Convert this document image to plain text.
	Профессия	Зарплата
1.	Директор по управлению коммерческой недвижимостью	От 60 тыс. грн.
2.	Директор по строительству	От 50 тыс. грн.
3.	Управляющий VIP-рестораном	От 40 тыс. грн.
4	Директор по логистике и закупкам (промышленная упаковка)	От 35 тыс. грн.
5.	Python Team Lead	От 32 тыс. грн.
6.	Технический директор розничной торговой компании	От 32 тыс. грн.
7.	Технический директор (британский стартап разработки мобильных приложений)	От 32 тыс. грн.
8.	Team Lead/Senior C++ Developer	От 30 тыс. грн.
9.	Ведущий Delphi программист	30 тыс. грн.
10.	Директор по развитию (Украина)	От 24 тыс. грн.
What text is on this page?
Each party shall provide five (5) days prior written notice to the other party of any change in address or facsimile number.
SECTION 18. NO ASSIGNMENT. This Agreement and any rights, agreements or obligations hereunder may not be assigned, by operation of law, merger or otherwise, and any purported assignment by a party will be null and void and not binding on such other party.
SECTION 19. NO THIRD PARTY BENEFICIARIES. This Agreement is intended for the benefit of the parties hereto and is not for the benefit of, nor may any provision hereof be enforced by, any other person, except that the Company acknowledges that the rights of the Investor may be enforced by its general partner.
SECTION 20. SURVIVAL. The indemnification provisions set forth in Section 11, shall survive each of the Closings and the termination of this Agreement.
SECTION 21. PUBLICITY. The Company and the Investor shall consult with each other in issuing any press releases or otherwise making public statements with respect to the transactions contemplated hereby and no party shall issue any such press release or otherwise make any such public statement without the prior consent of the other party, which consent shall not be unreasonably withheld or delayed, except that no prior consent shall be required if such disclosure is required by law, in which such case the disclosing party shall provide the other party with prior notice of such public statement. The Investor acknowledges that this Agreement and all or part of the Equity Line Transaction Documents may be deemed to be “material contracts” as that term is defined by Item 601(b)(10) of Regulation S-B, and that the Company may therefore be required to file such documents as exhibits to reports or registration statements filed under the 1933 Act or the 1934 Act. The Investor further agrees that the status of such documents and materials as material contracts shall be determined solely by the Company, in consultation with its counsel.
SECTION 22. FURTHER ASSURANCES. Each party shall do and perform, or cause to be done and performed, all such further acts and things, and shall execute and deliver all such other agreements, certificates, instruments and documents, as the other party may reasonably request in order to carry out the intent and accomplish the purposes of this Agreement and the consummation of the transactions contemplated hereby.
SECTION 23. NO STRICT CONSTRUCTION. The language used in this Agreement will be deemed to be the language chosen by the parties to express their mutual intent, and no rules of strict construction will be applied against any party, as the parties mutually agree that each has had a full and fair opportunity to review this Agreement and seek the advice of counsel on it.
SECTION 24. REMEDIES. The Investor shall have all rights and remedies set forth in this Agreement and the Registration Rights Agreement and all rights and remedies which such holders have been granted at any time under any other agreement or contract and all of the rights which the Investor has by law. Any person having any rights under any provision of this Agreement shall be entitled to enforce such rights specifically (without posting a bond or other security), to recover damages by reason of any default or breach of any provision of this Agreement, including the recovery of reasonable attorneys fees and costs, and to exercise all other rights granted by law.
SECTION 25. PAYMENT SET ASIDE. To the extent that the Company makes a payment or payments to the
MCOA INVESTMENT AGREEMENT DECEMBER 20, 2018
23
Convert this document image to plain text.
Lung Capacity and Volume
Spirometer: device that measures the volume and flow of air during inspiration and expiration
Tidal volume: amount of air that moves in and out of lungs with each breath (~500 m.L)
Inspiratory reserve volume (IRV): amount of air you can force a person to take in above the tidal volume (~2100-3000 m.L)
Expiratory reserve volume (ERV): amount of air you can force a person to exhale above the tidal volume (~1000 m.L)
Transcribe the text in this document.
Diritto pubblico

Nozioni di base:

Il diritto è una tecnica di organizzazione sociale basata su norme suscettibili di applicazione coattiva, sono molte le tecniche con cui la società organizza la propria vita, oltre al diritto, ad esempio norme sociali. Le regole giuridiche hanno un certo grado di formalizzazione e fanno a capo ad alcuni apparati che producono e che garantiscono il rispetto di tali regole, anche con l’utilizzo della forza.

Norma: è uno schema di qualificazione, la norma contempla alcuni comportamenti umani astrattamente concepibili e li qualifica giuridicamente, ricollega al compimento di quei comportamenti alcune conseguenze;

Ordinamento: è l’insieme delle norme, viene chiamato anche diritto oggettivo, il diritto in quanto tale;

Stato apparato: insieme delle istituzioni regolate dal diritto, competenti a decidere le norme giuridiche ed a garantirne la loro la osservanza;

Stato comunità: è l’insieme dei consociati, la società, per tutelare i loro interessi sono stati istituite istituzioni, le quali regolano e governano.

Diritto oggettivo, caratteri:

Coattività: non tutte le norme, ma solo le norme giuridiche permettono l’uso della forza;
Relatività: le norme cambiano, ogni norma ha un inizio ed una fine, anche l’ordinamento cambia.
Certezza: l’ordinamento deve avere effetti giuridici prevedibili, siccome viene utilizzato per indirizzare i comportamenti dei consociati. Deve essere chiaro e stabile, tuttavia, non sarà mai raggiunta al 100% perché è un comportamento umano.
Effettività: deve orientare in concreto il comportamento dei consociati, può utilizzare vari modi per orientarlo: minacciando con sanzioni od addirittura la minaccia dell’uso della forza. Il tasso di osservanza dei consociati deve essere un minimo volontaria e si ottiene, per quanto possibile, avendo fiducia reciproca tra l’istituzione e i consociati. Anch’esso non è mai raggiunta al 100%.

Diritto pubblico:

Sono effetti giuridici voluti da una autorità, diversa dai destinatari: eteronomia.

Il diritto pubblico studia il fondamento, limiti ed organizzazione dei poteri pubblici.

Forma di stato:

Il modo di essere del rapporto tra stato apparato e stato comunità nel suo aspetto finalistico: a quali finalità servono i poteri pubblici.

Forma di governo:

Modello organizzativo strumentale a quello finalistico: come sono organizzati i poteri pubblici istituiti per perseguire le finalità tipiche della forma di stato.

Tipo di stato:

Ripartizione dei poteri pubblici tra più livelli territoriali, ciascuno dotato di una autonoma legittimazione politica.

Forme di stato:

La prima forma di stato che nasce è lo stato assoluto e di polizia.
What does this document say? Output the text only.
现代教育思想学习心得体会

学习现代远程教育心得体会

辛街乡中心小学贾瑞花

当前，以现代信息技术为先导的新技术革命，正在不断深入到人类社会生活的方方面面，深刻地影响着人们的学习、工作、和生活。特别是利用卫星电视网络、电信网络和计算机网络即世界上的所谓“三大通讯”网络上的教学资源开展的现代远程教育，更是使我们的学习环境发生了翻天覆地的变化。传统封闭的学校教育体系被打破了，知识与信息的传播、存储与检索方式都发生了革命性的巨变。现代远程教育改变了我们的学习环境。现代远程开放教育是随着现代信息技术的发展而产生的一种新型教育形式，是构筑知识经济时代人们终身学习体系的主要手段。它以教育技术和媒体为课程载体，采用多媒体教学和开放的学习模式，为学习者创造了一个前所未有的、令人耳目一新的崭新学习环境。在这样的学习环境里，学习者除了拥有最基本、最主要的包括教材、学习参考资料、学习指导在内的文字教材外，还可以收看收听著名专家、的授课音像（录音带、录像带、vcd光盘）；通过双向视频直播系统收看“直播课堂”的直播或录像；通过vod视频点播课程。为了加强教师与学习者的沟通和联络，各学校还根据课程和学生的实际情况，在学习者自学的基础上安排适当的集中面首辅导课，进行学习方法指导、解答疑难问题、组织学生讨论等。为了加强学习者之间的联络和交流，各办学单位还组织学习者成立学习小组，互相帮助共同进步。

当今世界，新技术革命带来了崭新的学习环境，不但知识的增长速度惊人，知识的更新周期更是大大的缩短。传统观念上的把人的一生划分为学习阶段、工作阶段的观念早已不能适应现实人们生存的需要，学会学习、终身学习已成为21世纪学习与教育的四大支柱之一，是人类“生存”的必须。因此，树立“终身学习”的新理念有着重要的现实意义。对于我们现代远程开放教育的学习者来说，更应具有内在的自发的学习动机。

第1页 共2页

========================================

Set exercise => From the listing above, return each line with the word "giuridici".

Task response =>
Certezza: l’ordinamento deve avere effetti giuridici prevedibili, siccome viene utilizzato per indirizzare i comportamenti dei consociati. Deve essere chiaro e stabile, tuttavia, non sarà mai raggiunta al 100% perché è un comportamento umano.
Sono effetti giuridici voluti da una autorità, diversa dai destinatari: eteronomia.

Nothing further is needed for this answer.